### Work to be completed
Set down each record below precisely, skipping the pictures.

### Provided records

#####

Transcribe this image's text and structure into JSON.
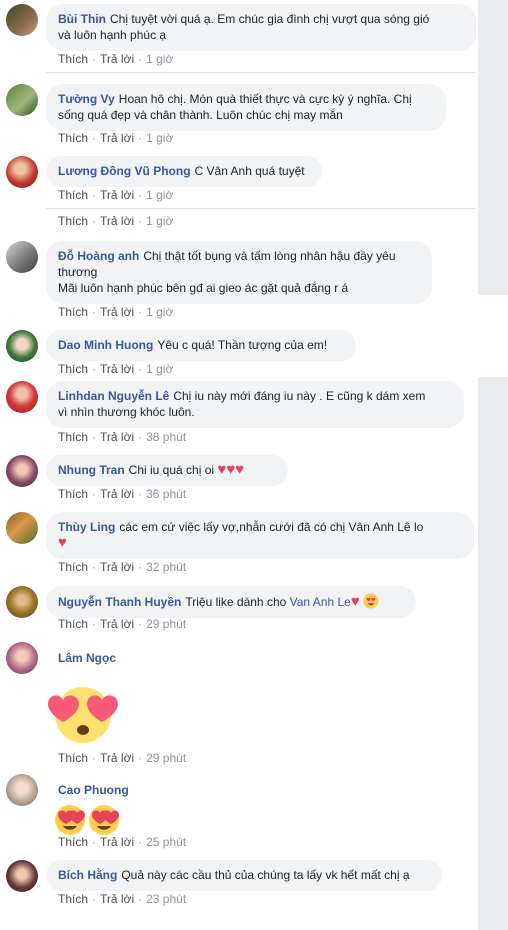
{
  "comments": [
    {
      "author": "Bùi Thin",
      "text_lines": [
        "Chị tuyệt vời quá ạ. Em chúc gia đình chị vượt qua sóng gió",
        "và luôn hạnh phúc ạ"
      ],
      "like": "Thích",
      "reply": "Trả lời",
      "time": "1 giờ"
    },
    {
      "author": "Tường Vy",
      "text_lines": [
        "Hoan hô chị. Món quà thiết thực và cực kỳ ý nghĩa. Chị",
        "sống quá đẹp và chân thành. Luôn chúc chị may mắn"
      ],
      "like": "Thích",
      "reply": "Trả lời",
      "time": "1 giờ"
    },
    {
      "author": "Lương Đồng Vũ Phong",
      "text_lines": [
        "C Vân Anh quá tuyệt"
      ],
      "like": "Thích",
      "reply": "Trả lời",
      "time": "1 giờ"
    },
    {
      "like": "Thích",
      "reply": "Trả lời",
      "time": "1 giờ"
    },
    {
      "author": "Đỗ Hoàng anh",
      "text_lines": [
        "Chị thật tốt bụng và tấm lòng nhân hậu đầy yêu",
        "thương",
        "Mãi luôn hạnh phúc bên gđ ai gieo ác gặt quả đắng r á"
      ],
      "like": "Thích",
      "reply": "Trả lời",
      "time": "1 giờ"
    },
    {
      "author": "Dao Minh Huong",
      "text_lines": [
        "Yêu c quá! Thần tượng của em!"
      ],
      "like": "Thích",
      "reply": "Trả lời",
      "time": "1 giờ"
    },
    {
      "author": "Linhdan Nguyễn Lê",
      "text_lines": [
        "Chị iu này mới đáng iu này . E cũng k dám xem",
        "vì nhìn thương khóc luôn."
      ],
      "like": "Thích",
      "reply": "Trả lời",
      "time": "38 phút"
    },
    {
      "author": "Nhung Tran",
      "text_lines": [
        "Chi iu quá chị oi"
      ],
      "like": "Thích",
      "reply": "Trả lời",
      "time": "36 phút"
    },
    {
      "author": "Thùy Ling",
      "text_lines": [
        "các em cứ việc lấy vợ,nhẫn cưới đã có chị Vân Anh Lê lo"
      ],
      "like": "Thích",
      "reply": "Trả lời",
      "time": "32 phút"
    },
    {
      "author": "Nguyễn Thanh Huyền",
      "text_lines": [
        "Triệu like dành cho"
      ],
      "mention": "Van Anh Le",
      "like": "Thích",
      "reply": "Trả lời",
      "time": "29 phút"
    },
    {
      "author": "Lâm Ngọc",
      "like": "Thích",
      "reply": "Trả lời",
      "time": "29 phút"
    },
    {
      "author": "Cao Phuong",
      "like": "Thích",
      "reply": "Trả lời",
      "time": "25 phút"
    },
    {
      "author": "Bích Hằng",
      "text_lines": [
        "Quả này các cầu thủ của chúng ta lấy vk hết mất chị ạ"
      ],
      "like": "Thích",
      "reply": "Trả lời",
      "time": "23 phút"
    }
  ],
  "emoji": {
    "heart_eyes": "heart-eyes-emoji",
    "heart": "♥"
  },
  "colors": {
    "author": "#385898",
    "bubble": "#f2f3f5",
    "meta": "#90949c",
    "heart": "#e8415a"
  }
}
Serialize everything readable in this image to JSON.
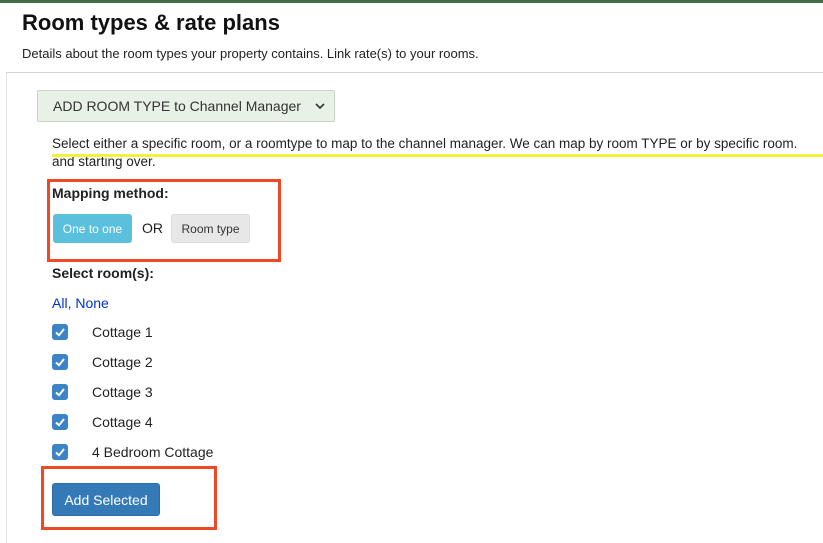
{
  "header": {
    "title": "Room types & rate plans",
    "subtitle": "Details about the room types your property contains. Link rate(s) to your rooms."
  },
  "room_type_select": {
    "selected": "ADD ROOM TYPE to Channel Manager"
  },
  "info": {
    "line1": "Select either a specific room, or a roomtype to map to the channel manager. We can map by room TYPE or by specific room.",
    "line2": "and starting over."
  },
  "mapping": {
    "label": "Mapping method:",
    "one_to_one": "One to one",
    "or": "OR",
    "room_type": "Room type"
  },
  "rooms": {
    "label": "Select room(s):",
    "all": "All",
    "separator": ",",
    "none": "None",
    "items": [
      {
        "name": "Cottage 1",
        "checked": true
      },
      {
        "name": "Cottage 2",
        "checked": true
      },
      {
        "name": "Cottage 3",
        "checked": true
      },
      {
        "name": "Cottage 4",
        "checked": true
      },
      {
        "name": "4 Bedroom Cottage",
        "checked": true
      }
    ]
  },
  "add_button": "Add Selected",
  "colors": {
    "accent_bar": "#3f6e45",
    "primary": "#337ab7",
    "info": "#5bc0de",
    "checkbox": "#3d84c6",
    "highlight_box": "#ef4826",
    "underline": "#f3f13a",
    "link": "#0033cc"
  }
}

#####

### Output for this exercise
Transcribe this image's text and structure into JSON.
{
  "comments": [
    {
      "author": "Bùi Thin",
      "text_lines": [
        "Chị tuyệt vời quá ạ. Em chúc gia đình chị vượt qua sóng gió",
        "và luôn hạnh phúc ạ"
      ],
      "like": "Thích",
      "reply": "Trả lời",
      "time": "1 giờ"
    },
    {
      "author": "Tường Vy",
      "text_lines": [
        "Hoan hô chị. Món quà thiết thực và cực kỳ ý nghĩa. Chị",
        "sống quá đẹp và chân thành. Luôn chúc chị may mắn"
      ],
      "like": "Thích",
      "reply": "Trả lời",
      "time": "1 giờ"
    },
    {
      "author": "Lương Đồng Vũ Phong",
      "text_lines": [
        "C Vân Anh quá tuyệt"
      ],
      "like": "Thích",
      "reply": "Trả lời",
      "time": "1 giờ"
    },
    {
      "like": "Thích",
      "reply": "Trả lời",
      "time": "1 giờ"
    },
    {
      "author": "Đỗ Hoàng anh",
      "text_lines": [
        "Chị thật tốt bụng và tấm lòng nhân hậu đầy yêu",
        "thương",
        "Mãi luôn hạnh phúc bên gđ ai gieo ác gặt quả đắng r á"
      ],
      "like": "Thích",
      "reply": "Trả lời",
      "time": "1 giờ"
    },
    {
      "author": "Dao Minh Huong",
      "text_lines": [
        "Yêu c quá! Thần tượng của em!"
      ],
      "like": "Thích",
      "reply": "Trả lời",
      "time": "1 giờ"
    },
    {
      "author": "Linhdan Nguyễn Lê",
      "text_lines": [
        "Chị iu này mới đáng iu này . E cũng k dám xem",
        "vì nhìn thương khóc luôn."
      ],
      "like": "Thích",
      "reply": "Trả lời",
      "time": "38 phút"
    },
    {
      "author": "Nhung Tran",
      "text_lines": [
        "Chi iu quá chị oi"
      ],
      "like": "Thích",
      "reply": "Trả lời",
      "time": "36 phút"
    },
    {
      "author": "Thùy Ling",
      "text_lines": [
        "các em cứ việc lấy vợ,nhẫn cưới đã có chị Vân Anh Lê lo"
      ],
      "like": "Thích",
      "reply": "Trả lời",
      "time": "32 phút"
    },
    {
      "author": "Nguyễn Thanh Huyền",
      "text_lines": [
        "Triệu like dành cho"
      ],
      "mention": "Van Anh Le",
      "like": "Thích",
      "reply": "Trả lời",
      "time": "29 phút"
    },
    {
      "author": "Lâm Ngọc",
      "like": "Thích",
      "reply": "Trả lời",
      "time": "29 phút"
    },
    {
      "author": "Cao Phuong",
      "like": "Thích",
      "reply": "Trả lời",
      "time": "25 phút"
    },
    {
      "author": "Bích Hằng",
      "text_lines": [
        "Quả này các cầu thủ của chúng ta lấy vk hết mất chị ạ"
      ],
      "like": "Thích",
      "reply": "Trả lời",
      "time": "23 phút"
    }
  ],
  "emoji": {
    "heart_eyes": "heart-eyes-emoji",
    "heart": "♥"
  },
  "colors": {
    "author": "#385898",
    "bubble": "#f2f3f5",
    "meta": "#90949c",
    "heart": "#e8415a"
  }
}
Serialize everything readable in this image to JSON.
{
  "header": {
    "title": "Room types & rate plans",
    "subtitle": "Details about the room types your property contains. Link rate(s) to your rooms."
  },
  "room_type_select": {
    "selected": "ADD ROOM TYPE to Channel Manager"
  },
  "info": {
    "line1": "Select either a specific room, or a roomtype to map to the channel manager. We can map by room TYPE or by specific room.",
    "line2": "and starting over."
  },
  "mapping": {
    "label": "Mapping method:",
    "one_to_one": "One to one",
    "or": "OR",
    "room_type": "Room type"
  },
  "rooms": {
    "label": "Select room(s):",
    "all": "All",
    "separator": ",",
    "none": "None",
    "items": [
      {
        "name": "Cottage 1",
        "checked": true
      },
      {
        "name": "Cottage 2",
        "checked": true
      },
      {
        "name": "Cottage 3",
        "checked": true
      },
      {
        "name": "Cottage 4",
        "checked": true
      },
      {
        "name": "4 Bedroom Cottage",
        "checked": true
      }
    ]
  },
  "add_button": "Add Selected",
  "colors": {
    "accent_bar": "#3f6e45",
    "primary": "#337ab7",
    "info": "#5bc0de",
    "checkbox": "#3d84c6",
    "highlight_box": "#ef4826",
    "underline": "#f3f13a",
    "link": "#0033cc"
  }
}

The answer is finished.